DESCRIPTION OF THE TASK.
Convert the entries, from the very first line through the line containing "crit-damage-icon: ✗ — [222, 685, 238, 706]", into a Markdown table with the columns "No." and "Line", skipping any blank lines.

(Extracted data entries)
──────

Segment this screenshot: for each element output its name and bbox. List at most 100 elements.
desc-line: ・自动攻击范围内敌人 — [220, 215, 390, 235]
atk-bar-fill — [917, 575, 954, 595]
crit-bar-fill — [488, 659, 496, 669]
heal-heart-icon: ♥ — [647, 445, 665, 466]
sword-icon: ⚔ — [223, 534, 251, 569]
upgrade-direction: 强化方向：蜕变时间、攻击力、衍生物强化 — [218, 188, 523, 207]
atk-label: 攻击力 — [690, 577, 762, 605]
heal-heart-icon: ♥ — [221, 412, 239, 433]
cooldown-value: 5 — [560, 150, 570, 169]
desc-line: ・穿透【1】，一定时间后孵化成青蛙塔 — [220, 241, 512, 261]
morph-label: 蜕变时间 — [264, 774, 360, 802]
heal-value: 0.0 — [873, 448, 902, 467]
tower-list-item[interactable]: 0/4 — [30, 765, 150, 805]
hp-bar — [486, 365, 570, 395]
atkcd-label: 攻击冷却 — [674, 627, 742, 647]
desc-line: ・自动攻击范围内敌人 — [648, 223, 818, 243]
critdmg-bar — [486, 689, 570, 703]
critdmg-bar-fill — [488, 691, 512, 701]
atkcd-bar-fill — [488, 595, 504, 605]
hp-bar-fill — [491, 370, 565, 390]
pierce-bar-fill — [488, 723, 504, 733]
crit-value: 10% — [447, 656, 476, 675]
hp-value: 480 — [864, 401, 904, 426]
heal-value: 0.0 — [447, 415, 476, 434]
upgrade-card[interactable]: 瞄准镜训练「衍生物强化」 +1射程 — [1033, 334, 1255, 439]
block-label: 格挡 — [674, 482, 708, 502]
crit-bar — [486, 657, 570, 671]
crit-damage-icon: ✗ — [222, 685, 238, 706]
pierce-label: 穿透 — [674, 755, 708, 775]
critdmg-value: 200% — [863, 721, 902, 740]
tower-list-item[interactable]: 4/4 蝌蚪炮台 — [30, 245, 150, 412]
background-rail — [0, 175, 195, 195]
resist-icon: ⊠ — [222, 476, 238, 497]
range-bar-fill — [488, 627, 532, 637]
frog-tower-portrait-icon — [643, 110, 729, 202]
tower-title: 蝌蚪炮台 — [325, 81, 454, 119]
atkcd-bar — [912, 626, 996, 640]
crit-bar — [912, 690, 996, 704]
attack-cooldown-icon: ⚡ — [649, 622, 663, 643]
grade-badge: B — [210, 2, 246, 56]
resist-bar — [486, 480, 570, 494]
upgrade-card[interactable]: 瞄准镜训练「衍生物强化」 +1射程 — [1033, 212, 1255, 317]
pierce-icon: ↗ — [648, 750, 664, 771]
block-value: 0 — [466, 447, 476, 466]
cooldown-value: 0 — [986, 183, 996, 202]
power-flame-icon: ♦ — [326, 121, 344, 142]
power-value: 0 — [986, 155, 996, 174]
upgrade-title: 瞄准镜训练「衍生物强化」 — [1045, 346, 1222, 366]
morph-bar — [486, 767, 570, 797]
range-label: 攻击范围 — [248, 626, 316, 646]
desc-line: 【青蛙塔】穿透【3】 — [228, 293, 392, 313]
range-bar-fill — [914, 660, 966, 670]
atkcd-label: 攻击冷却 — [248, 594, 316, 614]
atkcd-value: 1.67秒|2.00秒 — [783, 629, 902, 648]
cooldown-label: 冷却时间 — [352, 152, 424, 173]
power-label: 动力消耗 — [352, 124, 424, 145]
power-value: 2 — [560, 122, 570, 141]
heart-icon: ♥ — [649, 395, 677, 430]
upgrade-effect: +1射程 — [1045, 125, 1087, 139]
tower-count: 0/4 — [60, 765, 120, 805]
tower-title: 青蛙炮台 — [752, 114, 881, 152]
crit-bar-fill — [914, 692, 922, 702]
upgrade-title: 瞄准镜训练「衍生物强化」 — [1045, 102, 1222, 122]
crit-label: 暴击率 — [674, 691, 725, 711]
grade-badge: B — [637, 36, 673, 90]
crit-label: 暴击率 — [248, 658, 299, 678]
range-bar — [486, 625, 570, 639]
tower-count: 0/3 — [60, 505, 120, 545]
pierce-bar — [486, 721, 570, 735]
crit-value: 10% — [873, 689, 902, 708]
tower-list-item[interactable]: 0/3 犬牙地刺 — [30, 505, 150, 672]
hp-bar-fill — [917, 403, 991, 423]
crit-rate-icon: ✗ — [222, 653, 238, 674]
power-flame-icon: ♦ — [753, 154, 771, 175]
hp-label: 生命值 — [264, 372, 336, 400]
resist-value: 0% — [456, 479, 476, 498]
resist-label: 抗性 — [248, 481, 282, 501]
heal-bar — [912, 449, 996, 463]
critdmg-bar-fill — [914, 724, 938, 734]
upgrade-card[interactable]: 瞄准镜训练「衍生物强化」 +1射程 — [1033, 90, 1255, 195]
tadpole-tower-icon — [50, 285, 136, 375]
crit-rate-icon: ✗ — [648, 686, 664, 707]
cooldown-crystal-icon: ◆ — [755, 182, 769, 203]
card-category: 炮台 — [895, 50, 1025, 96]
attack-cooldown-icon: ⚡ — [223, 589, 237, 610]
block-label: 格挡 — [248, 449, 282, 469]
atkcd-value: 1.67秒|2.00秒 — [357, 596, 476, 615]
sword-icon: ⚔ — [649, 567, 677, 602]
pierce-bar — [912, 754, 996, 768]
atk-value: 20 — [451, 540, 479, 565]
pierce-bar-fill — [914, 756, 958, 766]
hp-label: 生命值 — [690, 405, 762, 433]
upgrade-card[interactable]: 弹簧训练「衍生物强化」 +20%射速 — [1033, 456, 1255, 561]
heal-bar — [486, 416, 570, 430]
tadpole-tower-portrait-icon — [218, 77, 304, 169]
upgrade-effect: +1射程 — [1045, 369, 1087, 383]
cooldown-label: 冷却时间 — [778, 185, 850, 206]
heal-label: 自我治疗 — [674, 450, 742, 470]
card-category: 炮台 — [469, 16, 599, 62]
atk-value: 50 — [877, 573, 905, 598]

──────

EXERCISE SOLUTION.
| No. | Line |
|---|---|
| 1 | Segment this screenshot: for each element output its name and bbox. List at most 100 elements. |
| 2 | desc-line: ・自动攻击范围内敌人 — [220, 215, 390, 235] |
| 3 | atk-bar-fill — [917, 575, 954, 595] |
| 4 | crit-bar-fill — [488, 659, 496, 669] |
| 5 | heal-heart-icon: ♥ — [647, 445, 665, 466] |
| 6 | sword-icon: ⚔ — [223, 534, 251, 569] |
| 7 | upgrade-direction: 强化方向：蜕变时间、攻击力、衍生物强化 — [218, 188, 523, 207] |
| 8 | atk-label: 攻击力 — [690, 577, 762, 605] |
| 9 | heal-heart-icon: ♥ — [221, 412, 239, 433] |
| 10 | cooldown-value: 5 — [560, 150, 570, 169] |
| 11 | desc-line: ・穿透【1】，一定时间后孵化成青蛙塔 — [220, 241, 512, 261] |
| 12 | morph-label: 蜕变时间 — [264, 774, 360, 802] |
| 13 | heal-value: 0.0 — [873, 448, 902, 467] |
| 14 | tower-list-item[interactable]: 0/4 — [30, 765, 150, 805] |
| 15 | hp-bar — [486, 365, 570, 395] |
| 16 | atkcd-label: 攻击冷却 — [674, 627, 742, 647] |
| 17 | desc-line: ・自动攻击范围内敌人 — [648, 223, 818, 243] |
| 18 | critdmg-bar — [486, 689, 570, 703] |
| 19 | critdmg-bar-fill — [488, 691, 512, 701] |
| 20 | atkcd-bar-fill — [488, 595, 504, 605] |
| 21 | hp-bar-fill — [491, 370, 565, 390] |
| 22 | pierce-bar-fill — [488, 723, 504, 733] |
| 23 | crit-value: 10% — [447, 656, 476, 675] |
| 24 | hp-value: 480 — [864, 401, 904, 426] |
| 25 | heal-value: 0.0 — [447, 415, 476, 434] |
| 26 | upgrade-card[interactable]: 瞄准镜训练「衍生物强化」 +1射程 — [1033, 334, 1255, 439] |
| 27 | block-label: 格挡 — [674, 482, 708, 502] |
| 28 | crit-bar — [486, 657, 570, 671] |
| 29 | crit-damage-icon: ✗ — [222, 685, 238, 706] |